> [Figure collection entries]
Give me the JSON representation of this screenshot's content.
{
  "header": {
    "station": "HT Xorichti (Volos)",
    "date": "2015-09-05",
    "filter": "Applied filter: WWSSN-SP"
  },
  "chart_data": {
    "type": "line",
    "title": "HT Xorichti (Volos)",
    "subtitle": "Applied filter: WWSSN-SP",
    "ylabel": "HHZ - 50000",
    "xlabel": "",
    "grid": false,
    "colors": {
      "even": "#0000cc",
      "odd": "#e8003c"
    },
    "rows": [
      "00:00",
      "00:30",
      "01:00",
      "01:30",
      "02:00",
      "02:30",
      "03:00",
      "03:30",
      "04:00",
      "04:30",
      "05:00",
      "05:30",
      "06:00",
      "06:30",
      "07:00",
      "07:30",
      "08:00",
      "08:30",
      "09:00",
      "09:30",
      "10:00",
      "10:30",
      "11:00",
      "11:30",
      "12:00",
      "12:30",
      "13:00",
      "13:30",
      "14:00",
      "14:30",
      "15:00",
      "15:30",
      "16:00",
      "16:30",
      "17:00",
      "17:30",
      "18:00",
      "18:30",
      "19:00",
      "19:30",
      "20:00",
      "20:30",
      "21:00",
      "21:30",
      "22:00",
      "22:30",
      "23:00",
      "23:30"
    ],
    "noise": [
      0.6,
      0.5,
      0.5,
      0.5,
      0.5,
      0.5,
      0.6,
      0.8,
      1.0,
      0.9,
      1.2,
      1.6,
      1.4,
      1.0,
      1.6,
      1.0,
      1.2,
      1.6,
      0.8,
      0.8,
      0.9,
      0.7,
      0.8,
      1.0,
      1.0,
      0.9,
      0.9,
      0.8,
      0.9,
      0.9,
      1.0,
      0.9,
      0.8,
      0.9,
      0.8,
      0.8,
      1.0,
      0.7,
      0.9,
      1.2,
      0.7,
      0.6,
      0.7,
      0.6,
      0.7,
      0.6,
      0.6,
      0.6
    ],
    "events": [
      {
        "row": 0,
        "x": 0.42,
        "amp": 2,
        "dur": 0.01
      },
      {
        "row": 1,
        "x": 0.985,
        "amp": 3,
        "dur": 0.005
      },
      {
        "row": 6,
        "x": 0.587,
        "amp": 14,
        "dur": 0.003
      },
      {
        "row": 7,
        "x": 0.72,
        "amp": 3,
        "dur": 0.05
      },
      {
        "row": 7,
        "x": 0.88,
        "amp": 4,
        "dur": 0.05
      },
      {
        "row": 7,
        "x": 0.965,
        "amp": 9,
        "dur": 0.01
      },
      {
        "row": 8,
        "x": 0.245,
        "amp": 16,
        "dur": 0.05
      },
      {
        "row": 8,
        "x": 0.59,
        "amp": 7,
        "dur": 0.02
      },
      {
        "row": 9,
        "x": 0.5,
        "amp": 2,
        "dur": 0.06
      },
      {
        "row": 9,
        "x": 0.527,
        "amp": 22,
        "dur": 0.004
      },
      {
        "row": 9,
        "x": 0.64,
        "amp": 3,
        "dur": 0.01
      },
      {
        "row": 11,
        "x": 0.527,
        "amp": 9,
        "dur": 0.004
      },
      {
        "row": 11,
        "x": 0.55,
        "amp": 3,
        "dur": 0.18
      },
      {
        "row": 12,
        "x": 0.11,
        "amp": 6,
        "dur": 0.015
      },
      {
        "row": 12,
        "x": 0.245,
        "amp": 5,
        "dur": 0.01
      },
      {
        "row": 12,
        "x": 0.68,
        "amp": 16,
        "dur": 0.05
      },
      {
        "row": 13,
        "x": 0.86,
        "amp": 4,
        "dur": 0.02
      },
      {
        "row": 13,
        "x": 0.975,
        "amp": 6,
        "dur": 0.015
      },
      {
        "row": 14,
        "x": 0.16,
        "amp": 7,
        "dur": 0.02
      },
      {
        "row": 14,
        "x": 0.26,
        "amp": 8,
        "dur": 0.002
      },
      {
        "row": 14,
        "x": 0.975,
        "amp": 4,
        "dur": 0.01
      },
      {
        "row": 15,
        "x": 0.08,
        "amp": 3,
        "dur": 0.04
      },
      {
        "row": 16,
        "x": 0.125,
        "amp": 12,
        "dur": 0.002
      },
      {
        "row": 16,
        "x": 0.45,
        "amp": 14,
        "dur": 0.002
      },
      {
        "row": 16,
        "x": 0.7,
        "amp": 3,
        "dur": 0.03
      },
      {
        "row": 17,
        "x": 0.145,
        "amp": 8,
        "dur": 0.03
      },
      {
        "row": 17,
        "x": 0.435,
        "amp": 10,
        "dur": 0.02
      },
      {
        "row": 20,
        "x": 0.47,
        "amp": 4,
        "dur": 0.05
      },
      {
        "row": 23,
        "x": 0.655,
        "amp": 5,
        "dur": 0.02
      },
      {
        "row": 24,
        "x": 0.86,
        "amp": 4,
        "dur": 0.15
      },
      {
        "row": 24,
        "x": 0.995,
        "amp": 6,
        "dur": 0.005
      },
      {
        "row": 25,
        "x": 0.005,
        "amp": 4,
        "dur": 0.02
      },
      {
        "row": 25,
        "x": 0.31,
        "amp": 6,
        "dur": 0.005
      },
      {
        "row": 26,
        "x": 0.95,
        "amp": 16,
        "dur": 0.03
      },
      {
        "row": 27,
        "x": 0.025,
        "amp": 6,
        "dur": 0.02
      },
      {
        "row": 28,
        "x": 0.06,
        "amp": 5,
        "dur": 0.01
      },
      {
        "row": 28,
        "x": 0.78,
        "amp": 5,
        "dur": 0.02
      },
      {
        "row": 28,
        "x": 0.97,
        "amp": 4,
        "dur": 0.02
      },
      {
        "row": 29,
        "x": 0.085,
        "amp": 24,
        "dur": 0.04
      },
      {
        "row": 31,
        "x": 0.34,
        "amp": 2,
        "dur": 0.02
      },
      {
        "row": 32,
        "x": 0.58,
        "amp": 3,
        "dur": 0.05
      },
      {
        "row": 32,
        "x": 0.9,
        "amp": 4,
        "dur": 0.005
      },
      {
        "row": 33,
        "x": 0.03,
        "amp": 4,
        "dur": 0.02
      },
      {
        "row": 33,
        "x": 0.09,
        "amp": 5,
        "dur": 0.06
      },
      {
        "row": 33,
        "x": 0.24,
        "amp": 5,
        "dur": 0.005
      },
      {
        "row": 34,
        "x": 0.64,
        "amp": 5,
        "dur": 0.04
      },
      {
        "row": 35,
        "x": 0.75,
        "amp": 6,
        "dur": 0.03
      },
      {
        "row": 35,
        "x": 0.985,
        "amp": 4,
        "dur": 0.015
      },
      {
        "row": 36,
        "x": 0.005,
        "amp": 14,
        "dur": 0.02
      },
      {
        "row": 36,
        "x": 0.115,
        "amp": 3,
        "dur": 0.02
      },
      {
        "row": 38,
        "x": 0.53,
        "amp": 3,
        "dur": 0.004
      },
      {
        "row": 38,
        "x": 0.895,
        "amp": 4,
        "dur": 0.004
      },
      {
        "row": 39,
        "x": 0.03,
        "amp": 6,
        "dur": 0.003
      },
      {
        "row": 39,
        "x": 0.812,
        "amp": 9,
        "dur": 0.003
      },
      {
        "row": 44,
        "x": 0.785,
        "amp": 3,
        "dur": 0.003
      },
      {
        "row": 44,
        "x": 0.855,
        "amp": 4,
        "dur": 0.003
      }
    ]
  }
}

> [STATED EXERCISE] Tally the lines above containing "Applied". Answer with the count only.

> [RESPONSE TO THE TASK] 2